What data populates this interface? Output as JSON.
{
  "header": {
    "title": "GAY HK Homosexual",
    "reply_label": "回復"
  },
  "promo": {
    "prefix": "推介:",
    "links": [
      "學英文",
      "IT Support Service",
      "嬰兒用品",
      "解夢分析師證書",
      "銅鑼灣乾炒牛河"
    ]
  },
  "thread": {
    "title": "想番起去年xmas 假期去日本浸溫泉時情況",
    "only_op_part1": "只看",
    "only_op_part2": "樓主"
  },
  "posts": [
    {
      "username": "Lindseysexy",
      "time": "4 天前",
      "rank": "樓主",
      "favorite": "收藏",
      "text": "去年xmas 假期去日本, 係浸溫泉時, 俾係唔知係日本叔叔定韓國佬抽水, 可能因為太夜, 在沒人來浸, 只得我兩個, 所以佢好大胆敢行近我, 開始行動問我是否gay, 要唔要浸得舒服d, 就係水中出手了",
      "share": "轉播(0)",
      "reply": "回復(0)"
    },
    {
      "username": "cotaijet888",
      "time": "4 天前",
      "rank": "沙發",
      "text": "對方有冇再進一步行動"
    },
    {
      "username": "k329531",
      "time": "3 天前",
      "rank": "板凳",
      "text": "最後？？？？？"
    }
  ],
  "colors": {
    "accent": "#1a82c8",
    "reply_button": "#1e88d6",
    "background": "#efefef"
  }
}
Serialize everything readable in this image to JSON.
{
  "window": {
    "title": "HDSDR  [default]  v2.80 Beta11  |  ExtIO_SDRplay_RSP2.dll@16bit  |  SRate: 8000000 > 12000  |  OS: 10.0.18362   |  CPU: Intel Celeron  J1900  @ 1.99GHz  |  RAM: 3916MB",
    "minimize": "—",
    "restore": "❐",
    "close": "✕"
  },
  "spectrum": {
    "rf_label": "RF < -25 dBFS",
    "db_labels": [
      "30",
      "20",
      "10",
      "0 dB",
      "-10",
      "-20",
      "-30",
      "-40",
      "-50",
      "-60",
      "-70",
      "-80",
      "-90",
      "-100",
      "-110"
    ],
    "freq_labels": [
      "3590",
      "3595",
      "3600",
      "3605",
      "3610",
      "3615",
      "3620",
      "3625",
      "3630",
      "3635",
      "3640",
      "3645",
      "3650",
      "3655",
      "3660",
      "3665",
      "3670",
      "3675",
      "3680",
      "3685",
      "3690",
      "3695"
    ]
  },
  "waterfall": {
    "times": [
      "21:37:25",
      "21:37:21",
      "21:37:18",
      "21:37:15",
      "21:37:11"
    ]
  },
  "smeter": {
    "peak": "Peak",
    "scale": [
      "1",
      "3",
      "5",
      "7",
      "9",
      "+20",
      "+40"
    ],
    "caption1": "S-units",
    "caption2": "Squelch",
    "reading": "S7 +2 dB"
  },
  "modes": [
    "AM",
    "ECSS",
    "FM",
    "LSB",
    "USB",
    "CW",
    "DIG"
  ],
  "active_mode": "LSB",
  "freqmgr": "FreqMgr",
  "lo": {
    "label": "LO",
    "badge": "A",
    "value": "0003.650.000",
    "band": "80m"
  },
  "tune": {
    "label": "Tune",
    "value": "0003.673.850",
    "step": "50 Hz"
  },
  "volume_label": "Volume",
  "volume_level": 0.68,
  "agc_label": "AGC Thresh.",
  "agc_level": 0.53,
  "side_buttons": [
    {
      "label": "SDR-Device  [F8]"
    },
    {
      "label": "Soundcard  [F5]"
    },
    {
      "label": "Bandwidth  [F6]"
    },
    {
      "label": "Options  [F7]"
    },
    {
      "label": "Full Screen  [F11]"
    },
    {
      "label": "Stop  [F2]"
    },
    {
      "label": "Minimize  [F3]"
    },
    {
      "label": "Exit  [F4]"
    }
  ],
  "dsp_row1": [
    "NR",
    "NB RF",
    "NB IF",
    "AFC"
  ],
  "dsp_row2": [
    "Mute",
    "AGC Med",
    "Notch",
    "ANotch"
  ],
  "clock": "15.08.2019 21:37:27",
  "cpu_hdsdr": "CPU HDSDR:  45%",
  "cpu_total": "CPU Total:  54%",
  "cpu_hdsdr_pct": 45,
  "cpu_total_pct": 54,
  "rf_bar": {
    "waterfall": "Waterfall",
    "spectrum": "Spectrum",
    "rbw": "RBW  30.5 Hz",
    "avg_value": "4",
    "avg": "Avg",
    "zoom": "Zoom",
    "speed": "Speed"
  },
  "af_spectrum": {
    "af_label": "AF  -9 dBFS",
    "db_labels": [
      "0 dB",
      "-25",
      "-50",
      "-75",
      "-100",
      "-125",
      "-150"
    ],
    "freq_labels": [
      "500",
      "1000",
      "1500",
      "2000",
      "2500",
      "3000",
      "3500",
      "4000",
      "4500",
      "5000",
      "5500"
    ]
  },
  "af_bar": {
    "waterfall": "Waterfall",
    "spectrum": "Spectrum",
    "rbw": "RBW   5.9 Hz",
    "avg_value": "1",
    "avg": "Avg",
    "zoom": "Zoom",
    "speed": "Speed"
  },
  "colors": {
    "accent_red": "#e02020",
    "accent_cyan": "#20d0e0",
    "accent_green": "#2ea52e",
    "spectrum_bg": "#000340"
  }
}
______________________________
Requirement >>
Transcribe the data above in full, exactly.

Expected output >>
What data populates this interface? Output as JSON.
{
  "header": {
    "title": "GAY HK Homosexual",
    "reply_label": "回復"
  },
  "promo": {
    "prefix": "推介:",
    "links": [
      "學英文",
      "IT Support Service",
      "嬰兒用品",
      "解夢分析師證書",
      "銅鑼灣乾炒牛河"
    ]
  },
  "thread": {
    "title": "想番起去年xmas 假期去日本浸溫泉時情況",
    "only_op_part1": "只看",
    "only_op_part2": "樓主"
  },
  "posts": [
    {
      "username": "Lindseysexy",
      "time": "4 天前",
      "rank": "樓主",
      "favorite": "收藏",
      "text": "去年xmas 假期去日本, 係浸溫泉時, 俾係唔知係日本叔叔定韓國佬抽水, 可能因為太夜, 在沒人來浸, 只得我兩個, 所以佢好大胆敢行近我, 開始行動問我是否gay, 要唔要浸得舒服d, 就係水中出手了",
      "share": "轉播(0)",
      "reply": "回復(0)"
    },
    {
      "username": "cotaijet888",
      "time": "4 天前",
      "rank": "沙發",
      "text": "對方有冇再進一步行動"
    },
    {
      "username": "k329531",
      "time": "3 天前",
      "rank": "板凳",
      "text": "最後？？？？？"
    }
  ],
  "colors": {
    "accent": "#1a82c8",
    "reply_button": "#1e88d6",
    "background": "#efefef"
  }
}
Serialize everything readable in this image to JSON.
{
  "window": {
    "title": "HDSDR  [default]  v2.80 Beta11  |  ExtIO_SDRplay_RSP2.dll@16bit  |  SRate: 8000000 > 12000  |  OS: 10.0.18362   |  CPU: Intel Celeron  J1900  @ 1.99GHz  |  RAM: 3916MB",
    "minimize": "—",
    "restore": "❐",
    "close": "✕"
  },
  "spectrum": {
    "rf_label": "RF < -25 dBFS",
    "db_labels": [
      "30",
      "20",
      "10",
      "0 dB",
      "-10",
      "-20",
      "-30",
      "-40",
      "-50",
      "-60",
      "-70",
      "-80",
      "-90",
      "-100",
      "-110"
    ],
    "freq_labels": [
      "3590",
      "3595",
      "3600",
      "3605",
      "3610",
      "3615",
      "3620",
      "3625",
      "3630",
      "3635",
      "3640",
      "3645",
      "3650",
      "3655",
      "3660",
      "3665",
      "3670",
      "3675",
      "3680",
      "3685",
      "3690",
      "3695"
    ]
  },
  "waterfall": {
    "times": [
      "21:37:25",
      "21:37:21",
      "21:37:18",
      "21:37:15",
      "21:37:11"
    ]
  },
  "smeter": {
    "peak": "Peak",
    "scale": [
      "1",
      "3",
      "5",
      "7",
      "9",
      "+20",
      "+40"
    ],
    "caption1": "S-units",
    "caption2": "Squelch",
    "reading": "S7 +2 dB"
  },
  "modes": [
    "AM",
    "ECSS",
    "FM",
    "LSB",
    "USB",
    "CW",
    "DIG"
  ],
  "active_mode": "LSB",
  "freqmgr": "FreqMgr",
  "lo": {
    "label": "LO",
    "badge": "A",
    "value": "0003.650.000",
    "band": "80m"
  },
  "tune": {
    "label": "Tune",
    "value": "0003.673.850",
    "step": "50 Hz"
  },
  "volume_label": "Volume",
  "volume_level": 0.68,
  "agc_label": "AGC Thresh.",
  "agc_level": 0.53,
  "side_buttons": [
    {
      "label": "SDR-Device  [F8]"
    },
    {
      "label": "Soundcard  [F5]"
    },
    {
      "label": "Bandwidth  [F6]"
    },
    {
      "label": "Options  [F7]"
    },
    {
      "label": "Full Screen  [F11]"
    },
    {
      "label": "Stop  [F2]"
    },
    {
      "label": "Minimize  [F3]"
    },
    {
      "label": "Exit  [F4]"
    }
  ],
  "dsp_row1": [
    "NR",
    "NB RF",
    "NB IF",
    "AFC"
  ],
  "dsp_row2": [
    "Mute",
    "AGC Med",
    "Notch",
    "ANotch"
  ],
  "clock": "15.08.2019 21:37:27",
  "cpu_hdsdr": "CPU HDSDR:  45%",
  "cpu_total": "CPU Total:  54%",
  "cpu_hdsdr_pct": 45,
  "cpu_total_pct": 54,
  "rf_bar": {
    "waterfall": "Waterfall",
    "spectrum": "Spectrum",
    "rbw": "RBW  30.5 Hz",
    "avg_value": "4",
    "avg": "Avg",
    "zoom": "Zoom",
    "speed": "Speed"
  },
  "af_spectrum": {
    "af_label": "AF  -9 dBFS",
    "db_labels": [
      "0 dB",
      "-25",
      "-50",
      "-75",
      "-100",
      "-125",
      "-150"
    ],
    "freq_labels": [
      "500",
      "1000",
      "1500",
      "2000",
      "2500",
      "3000",
      "3500",
      "4000",
      "4500",
      "5000",
      "5500"
    ]
  },
  "af_bar": {
    "waterfall": "Waterfall",
    "spectrum": "Spectrum",
    "rbw": "RBW   5.9 Hz",
    "avg_value": "1",
    "avg": "Avg",
    "zoom": "Zoom",
    "speed": "Speed"
  },
  "colors": {
    "accent_red": "#e02020",
    "accent_cyan": "#20d0e0",
    "accent_green": "#2ea52e",
    "spectrum_bg": "#000340"
  }
}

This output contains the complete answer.